• [Records provided]:
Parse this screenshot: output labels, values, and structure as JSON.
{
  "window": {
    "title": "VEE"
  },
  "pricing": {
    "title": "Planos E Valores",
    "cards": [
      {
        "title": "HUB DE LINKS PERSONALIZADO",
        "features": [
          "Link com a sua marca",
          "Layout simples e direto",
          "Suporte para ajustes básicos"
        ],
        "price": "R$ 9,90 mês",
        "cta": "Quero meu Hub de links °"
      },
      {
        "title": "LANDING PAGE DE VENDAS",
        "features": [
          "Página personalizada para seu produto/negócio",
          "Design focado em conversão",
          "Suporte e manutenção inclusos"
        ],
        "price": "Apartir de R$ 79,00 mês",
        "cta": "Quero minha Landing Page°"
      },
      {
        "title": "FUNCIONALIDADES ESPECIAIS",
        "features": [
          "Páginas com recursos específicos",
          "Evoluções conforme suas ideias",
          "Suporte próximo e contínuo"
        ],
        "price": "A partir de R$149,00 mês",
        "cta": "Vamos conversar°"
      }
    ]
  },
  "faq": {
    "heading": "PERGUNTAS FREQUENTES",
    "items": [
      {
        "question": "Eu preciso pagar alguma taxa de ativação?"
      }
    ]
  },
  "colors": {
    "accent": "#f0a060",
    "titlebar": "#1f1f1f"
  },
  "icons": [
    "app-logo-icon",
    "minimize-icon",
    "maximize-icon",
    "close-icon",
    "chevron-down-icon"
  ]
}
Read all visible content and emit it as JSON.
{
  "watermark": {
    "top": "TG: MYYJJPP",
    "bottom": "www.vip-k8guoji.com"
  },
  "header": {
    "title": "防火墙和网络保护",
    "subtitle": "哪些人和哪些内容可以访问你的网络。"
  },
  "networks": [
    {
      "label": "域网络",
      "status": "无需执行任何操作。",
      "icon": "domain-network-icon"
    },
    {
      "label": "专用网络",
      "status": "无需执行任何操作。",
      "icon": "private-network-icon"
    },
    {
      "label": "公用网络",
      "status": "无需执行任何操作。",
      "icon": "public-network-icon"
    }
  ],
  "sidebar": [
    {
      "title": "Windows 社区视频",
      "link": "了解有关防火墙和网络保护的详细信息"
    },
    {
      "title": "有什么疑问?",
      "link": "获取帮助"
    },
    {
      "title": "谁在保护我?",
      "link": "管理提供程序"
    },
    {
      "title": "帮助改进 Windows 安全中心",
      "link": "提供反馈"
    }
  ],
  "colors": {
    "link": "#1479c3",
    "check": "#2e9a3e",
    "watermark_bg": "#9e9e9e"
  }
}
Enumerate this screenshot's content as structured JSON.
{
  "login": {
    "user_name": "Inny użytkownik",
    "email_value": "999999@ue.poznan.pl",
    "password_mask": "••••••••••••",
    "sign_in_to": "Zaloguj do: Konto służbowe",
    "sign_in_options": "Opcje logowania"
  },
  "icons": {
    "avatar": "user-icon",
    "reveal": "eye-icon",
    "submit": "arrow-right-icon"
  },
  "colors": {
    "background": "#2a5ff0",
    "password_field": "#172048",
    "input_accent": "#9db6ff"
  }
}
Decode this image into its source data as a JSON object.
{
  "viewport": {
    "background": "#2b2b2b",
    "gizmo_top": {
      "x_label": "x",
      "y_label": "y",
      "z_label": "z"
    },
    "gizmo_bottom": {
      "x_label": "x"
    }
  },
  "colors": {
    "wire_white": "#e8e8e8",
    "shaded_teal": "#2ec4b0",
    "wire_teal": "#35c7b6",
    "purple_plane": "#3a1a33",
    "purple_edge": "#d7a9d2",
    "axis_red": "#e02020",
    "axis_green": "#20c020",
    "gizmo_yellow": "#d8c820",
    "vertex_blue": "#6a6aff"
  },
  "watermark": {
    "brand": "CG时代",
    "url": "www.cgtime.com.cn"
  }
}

• [Set exercise]:
From the line holding "Enumerate this screenshot's" to the last line of the records, quote each line exactly and add nothing.

• [Result for this task]:
Enumerate this screenshot's content as structured JSON.
{
  "login": {
    "user_name": "Inny użytkownik",
    "email_value": "999999@ue.poznan.pl",
    "password_mask": "••••••••••••",
    "sign_in_to": "Zaloguj do: Konto służbowe",
    "sign_in_options": "Opcje logowania"
  },
  "icons": {
    "avatar": "user-icon",
    "reveal": "eye-icon",
    "submit": "arrow-right-icon"
  },
  "colors": {
    "background": "#2a5ff0",
    "password_field": "#172048",
    "input_accent": "#9db6ff"
  }
}
Decode this image into its source data as a JSON object.
{
  "viewport": {
    "background": "#2b2b2b",
    "gizmo_top": {
      "x_label": "x",
      "y_label": "y",
      "z_label": "z"
    },
    "gizmo_bottom": {
      "x_label": "x"
    }
  },
  "colors": {
    "wire_white": "#e8e8e8",
    "shaded_teal": "#2ec4b0",
    "wire_teal": "#35c7b6",
    "purple_plane": "#3a1a33",
    "purple_edge": "#d7a9d2",
    "axis_red": "#e02020",
    "axis_green": "#20c020",
    "gizmo_yellow": "#d8c820",
    "vertex_blue": "#6a6aff"
  },
  "watermark": {
    "brand": "CG时代",
    "url": "www.cgtime.com.cn"
  }
}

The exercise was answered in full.